Task requirements: Return all of the entries exactly, with nothing added or left out.

Rows:

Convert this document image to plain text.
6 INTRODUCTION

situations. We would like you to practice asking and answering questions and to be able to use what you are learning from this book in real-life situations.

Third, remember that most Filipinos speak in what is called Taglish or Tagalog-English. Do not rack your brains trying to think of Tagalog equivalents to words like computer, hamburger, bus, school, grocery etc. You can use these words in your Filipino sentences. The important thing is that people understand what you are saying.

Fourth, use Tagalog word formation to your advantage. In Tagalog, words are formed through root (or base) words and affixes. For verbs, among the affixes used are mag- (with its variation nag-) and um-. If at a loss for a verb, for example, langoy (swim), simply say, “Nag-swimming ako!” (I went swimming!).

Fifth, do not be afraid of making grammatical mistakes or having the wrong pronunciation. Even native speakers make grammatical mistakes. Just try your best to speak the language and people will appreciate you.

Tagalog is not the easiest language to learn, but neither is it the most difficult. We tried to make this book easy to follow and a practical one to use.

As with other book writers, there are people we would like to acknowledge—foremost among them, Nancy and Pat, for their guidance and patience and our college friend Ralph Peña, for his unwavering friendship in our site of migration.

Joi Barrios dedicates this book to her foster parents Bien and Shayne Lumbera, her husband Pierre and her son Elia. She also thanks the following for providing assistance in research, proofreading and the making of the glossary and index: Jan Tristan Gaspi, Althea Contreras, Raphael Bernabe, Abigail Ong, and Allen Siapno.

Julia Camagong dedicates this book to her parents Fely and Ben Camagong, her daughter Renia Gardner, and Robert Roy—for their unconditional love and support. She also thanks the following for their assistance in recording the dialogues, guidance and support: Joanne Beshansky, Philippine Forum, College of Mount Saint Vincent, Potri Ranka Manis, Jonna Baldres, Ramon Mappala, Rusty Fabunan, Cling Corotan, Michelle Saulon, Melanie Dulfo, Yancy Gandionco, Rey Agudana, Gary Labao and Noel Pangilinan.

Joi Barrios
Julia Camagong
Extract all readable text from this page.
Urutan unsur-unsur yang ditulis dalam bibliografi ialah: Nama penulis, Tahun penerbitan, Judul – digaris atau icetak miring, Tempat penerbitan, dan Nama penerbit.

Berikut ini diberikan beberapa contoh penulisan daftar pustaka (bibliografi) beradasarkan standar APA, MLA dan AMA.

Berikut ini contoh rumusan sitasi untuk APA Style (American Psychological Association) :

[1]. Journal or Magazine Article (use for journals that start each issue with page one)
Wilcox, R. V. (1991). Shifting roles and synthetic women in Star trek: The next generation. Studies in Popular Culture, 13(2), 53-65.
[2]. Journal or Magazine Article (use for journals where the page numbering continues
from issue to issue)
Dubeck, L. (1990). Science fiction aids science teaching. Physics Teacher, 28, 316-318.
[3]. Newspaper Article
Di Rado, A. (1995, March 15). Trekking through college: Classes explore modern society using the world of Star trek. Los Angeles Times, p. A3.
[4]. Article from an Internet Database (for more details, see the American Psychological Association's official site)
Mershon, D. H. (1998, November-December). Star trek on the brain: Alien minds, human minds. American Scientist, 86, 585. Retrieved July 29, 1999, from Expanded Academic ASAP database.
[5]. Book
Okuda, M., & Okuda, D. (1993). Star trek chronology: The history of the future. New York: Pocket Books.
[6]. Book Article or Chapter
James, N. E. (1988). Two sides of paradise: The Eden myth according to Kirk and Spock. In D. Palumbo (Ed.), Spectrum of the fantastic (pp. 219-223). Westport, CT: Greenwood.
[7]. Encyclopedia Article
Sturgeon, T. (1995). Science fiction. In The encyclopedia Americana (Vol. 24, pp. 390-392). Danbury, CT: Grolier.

Problem solution:
Convert this document image to plain text.
6 INTRODUCTION

situations. We would like you to practice asking and answering questions and to be able to use what you are learning from this book in real-life situations.

Third, remember that most Filipinos speak in what is called Taglish or Tagalog-English. Do not rack your brains trying to think of Tagalog equivalents to words like computer, hamburger, bus, school, grocery etc. You can use these words in your Filipino sentences. The important thing is that people understand what you are saying.

Fourth, use Tagalog word formation to your advantage. In Tagalog, words are formed through root (or base) words and affixes. For verbs, among the affixes used are mag- (with its variation nag-) and um-. If at a loss for a verb, for example, langoy (swim), simply say, “Nag-swimming ako!” (I went swimming!).

Fifth, do not be afraid of making grammatical mistakes or having the wrong pronunciation. Even native speakers make grammatical mistakes. Just try your best to speak the language and people will appreciate you.

Tagalog is not the easiest language to learn, but neither is it the most difficult. We tried to make this book easy to follow and a practical one to use.

As with other book writers, there are people we would like to acknowledge—foremost among them, Nancy and Pat, for their guidance and patience and our college friend Ralph Peña, for his unwavering friendship in our site of migration.

Joi Barrios dedicates this book to her foster parents Bien and Shayne Lumbera, her husband Pierre and her son Elia. She also thanks the following for providing assistance in research, proofreading and the making of the glossary and index: Jan Tristan Gaspi, Althea Contreras, Raphael Bernabe, Abigail Ong, and Allen Siapno.

Julia Camagong dedicates this book to her parents Fely and Ben Camagong, her daughter Renia Gardner, and Robert Roy—for their unconditional love and support. She also thanks the following for their assistance in recording the dialogues, guidance and support: Joanne Beshansky, Philippine Forum, College of Mount Saint Vincent, Potri Ranka Manis, Jonna Baldres, Ramon Mappala, Rusty Fabunan, Cling Corotan, Michelle Saulon, Melanie Dulfo, Yancy Gandionco, Rey Agudana, Gary Labao and Noel Pangilinan.

Joi Barrios
Julia Camagong
Extract all readable text from this page.
Urutan unsur-unsur yang ditulis dalam bibliografi ialah: Nama penulis, Tahun penerbitan, Judul – digaris atau icetak miring, Tempat penerbitan, dan Nama penerbit.

Berikut ini diberikan beberapa contoh penulisan daftar pustaka (bibliografi) beradasarkan standar APA, MLA dan AMA.

Berikut ini contoh rumusan sitasi untuk APA Style (American Psychological Association) :

[1]. Journal or Magazine Article (use for journals that start each issue with page one)
Wilcox, R. V. (1991). Shifting roles and synthetic women in Star trek: The next generation. Studies in Popular Culture, 13(2), 53-65.
[2]. Journal or Magazine Article (use for journals where the page numbering continues
from issue to issue)
Dubeck, L. (1990). Science fiction aids science teaching. Physics Teacher, 28, 316-318.
[3]. Newspaper Article
Di Rado, A. (1995, March 15). Trekking through college: Classes explore modern society using the world of Star trek. Los Angeles Times, p. A3.
[4]. Article from an Internet Database (for more details, see the American Psychological Association's official site)
Mershon, D. H. (1998, November-December). Star trek on the brain: Alien minds, human minds. American Scientist, 86, 585. Retrieved July 29, 1999, from Expanded Academic ASAP database.
[5]. Book
Okuda, M., & Okuda, D. (1993). Star trek chronology: The history of the future. New York: Pocket Books.
[6]. Book Article or Chapter
James, N. E. (1988). Two sides of paradise: The Eden myth according to Kirk and Spock. In D. Palumbo (Ed.), Spectrum of the fantastic (pp. 219-223). Westport, CT: Greenwood.
[7]. Encyclopedia Article
Sturgeon, T. (1995). Science fiction. In The encyclopedia Americana (Vol. 24, pp. 390-392). Danbury, CT: Grolier.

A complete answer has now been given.